**Exercise**:
All entries should be output exactly as they stand.

**Entries**:
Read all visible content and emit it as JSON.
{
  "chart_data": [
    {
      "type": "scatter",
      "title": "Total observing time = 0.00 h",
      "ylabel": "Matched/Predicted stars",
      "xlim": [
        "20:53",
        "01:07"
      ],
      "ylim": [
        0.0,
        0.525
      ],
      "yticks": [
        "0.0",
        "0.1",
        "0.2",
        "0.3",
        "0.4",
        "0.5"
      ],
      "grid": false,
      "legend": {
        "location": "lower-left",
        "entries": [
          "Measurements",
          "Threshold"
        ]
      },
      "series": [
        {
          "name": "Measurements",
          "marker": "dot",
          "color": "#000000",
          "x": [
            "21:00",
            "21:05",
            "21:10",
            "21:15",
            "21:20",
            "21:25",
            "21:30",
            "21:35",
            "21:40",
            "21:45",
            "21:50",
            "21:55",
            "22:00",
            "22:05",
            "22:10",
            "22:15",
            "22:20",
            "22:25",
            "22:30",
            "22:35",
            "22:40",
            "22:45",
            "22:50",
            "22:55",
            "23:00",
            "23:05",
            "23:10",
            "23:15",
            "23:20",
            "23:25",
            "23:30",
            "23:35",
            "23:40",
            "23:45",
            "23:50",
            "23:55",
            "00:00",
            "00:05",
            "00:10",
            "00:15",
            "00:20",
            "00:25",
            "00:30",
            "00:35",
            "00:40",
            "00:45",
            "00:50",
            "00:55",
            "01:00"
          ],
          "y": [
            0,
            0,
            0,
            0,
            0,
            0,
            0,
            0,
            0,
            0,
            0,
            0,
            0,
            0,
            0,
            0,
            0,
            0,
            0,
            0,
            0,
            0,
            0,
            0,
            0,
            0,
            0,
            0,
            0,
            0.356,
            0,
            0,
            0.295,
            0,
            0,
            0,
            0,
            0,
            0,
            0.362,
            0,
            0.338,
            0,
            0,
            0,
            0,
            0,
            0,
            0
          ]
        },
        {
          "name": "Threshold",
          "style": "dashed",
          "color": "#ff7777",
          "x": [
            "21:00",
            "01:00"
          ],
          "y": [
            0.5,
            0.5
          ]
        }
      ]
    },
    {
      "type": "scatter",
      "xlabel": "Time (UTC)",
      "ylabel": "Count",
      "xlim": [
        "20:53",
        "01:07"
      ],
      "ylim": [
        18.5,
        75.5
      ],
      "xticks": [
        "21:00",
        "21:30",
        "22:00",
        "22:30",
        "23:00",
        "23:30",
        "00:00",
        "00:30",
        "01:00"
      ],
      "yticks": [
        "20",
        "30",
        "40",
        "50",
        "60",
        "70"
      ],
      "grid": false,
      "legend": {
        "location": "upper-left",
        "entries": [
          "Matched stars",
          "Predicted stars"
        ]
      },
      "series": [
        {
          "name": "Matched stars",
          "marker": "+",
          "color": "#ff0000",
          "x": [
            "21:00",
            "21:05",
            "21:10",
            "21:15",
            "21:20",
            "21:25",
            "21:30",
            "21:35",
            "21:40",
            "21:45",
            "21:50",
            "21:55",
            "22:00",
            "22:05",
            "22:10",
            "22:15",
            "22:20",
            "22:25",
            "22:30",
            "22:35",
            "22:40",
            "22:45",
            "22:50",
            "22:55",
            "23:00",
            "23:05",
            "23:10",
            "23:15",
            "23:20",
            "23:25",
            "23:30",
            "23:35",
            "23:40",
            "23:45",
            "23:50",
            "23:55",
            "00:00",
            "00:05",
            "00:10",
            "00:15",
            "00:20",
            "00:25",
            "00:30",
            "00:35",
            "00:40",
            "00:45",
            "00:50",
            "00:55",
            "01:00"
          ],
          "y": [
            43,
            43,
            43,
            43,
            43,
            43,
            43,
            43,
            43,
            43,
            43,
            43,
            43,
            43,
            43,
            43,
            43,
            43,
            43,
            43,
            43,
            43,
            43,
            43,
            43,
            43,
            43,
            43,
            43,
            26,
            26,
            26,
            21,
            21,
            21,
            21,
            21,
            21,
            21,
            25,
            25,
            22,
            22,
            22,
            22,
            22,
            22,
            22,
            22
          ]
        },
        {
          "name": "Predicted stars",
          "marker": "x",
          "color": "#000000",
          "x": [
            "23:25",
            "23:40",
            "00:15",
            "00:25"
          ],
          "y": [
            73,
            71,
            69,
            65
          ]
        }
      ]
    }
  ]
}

**Finished task**:
Read all visible content and emit it as JSON.
{
  "chart_data": [
    {
      "type": "scatter",
      "title": "Total observing time = 0.00 h",
      "ylabel": "Matched/Predicted stars",
      "xlim": [
        "20:53",
        "01:07"
      ],
      "ylim": [
        0.0,
        0.525
      ],
      "yticks": [
        "0.0",
        "0.1",
        "0.2",
        "0.3",
        "0.4",
        "0.5"
      ],
      "grid": false,
      "legend": {
        "location": "lower-left",
        "entries": [
          "Measurements",
          "Threshold"
        ]
      },
      "series": [
        {
          "name": "Measurements",
          "marker": "dot",
          "color": "#000000",
          "x": [
            "21:00",
            "21:05",
            "21:10",
            "21:15",
            "21:20",
            "21:25",
            "21:30",
            "21:35",
            "21:40",
            "21:45",
            "21:50",
            "21:55",
            "22:00",
            "22:05",
            "22:10",
            "22:15",
            "22:20",
            "22:25",
            "22:30",
            "22:35",
            "22:40",
            "22:45",
            "22:50",
            "22:55",
            "23:00",
            "23:05",
            "23:10",
            "23:15",
            "23:20",
            "23:25",
            "23:30",
            "23:35",
            "23:40",
            "23:45",
            "23:50",
            "23:55",
            "00:00",
            "00:05",
            "00:10",
            "00:15",
            "00:20",
            "00:25",
            "00:30",
            "00:35",
            "00:40",
            "00:45",
            "00:50",
            "00:55",
            "01:00"
          ],
          "y": [
            0,
            0,
            0,
            0,
            0,
            0,
            0,
            0,
            0,
            0,
            0,
            0,
            0,
            0,
            0,
            0,
            0,
            0,
            0,
            0,
            0,
            0,
            0,
            0,
            0,
            0,
            0,
            0,
            0,
            0.356,
            0,
            0,
            0.295,
            0,
            0,
            0,
            0,
            0,
            0,
            0.362,
            0,
            0.338,
            0,
            0,
            0,
            0,
            0,
            0,
            0
          ]
        },
        {
          "name": "Threshold",
          "style": "dashed",
          "color": "#ff7777",
          "x": [
            "21:00",
            "01:00"
          ],
          "y": [
            0.5,
            0.5
          ]
        }
      ]
    },
    {
      "type": "scatter",
      "xlabel": "Time (UTC)",
      "ylabel": "Count",
      "xlim": [
        "20:53",
        "01:07"
      ],
      "ylim": [
        18.5,
        75.5
      ],
      "xticks": [
        "21:00",
        "21:30",
        "22:00",
        "22:30",
        "23:00",
        "23:30",
        "00:00",
        "00:30",
        "01:00"
      ],
      "yticks": [
        "20",
        "30",
        "40",
        "50",
        "60",
        "70"
      ],
      "grid": false,
      "legend": {
        "location": "upper-left",
        "entries": [
          "Matched stars",
          "Predicted stars"
        ]
      },
      "series": [
        {
          "name": "Matched stars",
          "marker": "+",
          "color": "#ff0000",
          "x": [
            "21:00",
            "21:05",
            "21:10",
            "21:15",
            "21:20",
            "21:25",
            "21:30",
            "21:35",
            "21:40",
            "21:45",
            "21:50",
            "21:55",
            "22:00",
            "22:05",
            "22:10",
            "22:15",
            "22:20",
            "22:25",
            "22:30",
            "22:35",
            "22:40",
            "22:45",
            "22:50",
            "22:55",
            "23:00",
            "23:05",
            "23:10",
            "23:15",
            "23:20",
            "23:25",
            "23:30",
            "23:35",
            "23:40",
            "23:45",
            "23:50",
            "23:55",
            "00:00",
            "00:05",
            "00:10",
            "00:15",
            "00:20",
            "00:25",
            "00:30",
            "00:35",
            "00:40",
            "00:45",
            "00:50",
            "00:55",
            "01:00"
          ],
          "y": [
            43,
            43,
            43,
            43,
            43,
            43,
            43,
            43,
            43,
            43,
            43,
            43,
            43,
            43,
            43,
            43,
            43,
            43,
            43,
            43,
            43,
            43,
            43,
            43,
            43,
            43,
            43,
            43,
            43,
            26,
            26,
            26,
            21,
            21,
            21,
            21,
            21,
            21,
            21,
            25,
            25,
            22,
            22,
            22,
            22,
            22,
            22,
            22,
            22
          ]
        },
        {
          "name": "Predicted stars",
          "marker": "x",
          "color": "#000000",
          "x": [
            "23:25",
            "23:40",
            "00:15",
            "00:25"
          ],
          "y": [
            73,
            71,
            69,
            65
          ]
        }
      ]
    }
  ]
}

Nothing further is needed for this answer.